Scan the records below and copy every line that contains the string "medications".

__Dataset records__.
━━━━━━━━━━━━━━━━━━━━━━━━━━━━━━

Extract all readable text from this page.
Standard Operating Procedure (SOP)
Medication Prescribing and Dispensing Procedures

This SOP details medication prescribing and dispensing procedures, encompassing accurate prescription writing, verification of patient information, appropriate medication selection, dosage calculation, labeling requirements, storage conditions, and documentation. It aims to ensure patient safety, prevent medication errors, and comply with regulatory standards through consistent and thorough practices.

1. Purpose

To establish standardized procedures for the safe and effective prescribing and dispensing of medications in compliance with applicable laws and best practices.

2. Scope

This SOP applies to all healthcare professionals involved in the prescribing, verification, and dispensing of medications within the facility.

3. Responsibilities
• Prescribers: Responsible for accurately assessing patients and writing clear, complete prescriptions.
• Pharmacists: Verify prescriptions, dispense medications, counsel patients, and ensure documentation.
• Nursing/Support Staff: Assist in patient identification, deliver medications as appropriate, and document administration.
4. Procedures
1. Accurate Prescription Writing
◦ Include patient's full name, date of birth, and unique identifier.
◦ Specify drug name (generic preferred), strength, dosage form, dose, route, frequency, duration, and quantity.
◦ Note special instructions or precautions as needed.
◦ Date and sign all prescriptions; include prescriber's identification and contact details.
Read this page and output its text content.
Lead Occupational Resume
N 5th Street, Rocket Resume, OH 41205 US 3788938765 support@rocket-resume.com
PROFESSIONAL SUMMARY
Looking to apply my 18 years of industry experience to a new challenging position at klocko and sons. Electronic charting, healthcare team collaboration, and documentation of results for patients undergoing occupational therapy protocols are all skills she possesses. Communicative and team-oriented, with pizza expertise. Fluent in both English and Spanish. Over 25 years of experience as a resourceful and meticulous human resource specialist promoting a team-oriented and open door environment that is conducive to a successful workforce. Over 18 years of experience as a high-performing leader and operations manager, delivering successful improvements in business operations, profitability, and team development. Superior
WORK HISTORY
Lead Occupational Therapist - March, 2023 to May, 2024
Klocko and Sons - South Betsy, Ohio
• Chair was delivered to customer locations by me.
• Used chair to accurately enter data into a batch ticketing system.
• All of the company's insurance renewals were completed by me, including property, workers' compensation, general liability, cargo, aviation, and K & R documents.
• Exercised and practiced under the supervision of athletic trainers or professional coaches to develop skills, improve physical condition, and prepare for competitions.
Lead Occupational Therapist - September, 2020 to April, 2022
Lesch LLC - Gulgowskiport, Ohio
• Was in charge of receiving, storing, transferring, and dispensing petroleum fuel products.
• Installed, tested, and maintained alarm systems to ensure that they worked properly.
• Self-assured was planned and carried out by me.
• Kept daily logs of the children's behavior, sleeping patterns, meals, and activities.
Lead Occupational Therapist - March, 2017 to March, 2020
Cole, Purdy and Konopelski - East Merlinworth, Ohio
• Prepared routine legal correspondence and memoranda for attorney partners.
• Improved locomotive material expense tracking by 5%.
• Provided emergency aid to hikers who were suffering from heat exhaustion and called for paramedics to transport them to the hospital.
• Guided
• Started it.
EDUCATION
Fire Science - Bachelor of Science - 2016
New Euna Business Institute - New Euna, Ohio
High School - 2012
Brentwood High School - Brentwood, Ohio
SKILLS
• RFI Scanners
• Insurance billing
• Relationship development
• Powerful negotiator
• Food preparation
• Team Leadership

━━━━━━━━━━━━━━━━━━━━━━━━━━━━━━

__SOLUTION FOR THIS EXERCISE__.
To establish standardized procedures for the safe and effective prescribing and dispensing of medications in compliance with applicable laws and best practices.
This SOP applies to all healthcare professionals involved in the prescribing, verification, and dispensing of medications within the facility.
• Pharmacists: Verify prescriptions, dispense medications, counsel patients, and ensure documentation.
• Nursing/Support Staff: Assist in patient identification, deliver medications as appropriate, and document administration.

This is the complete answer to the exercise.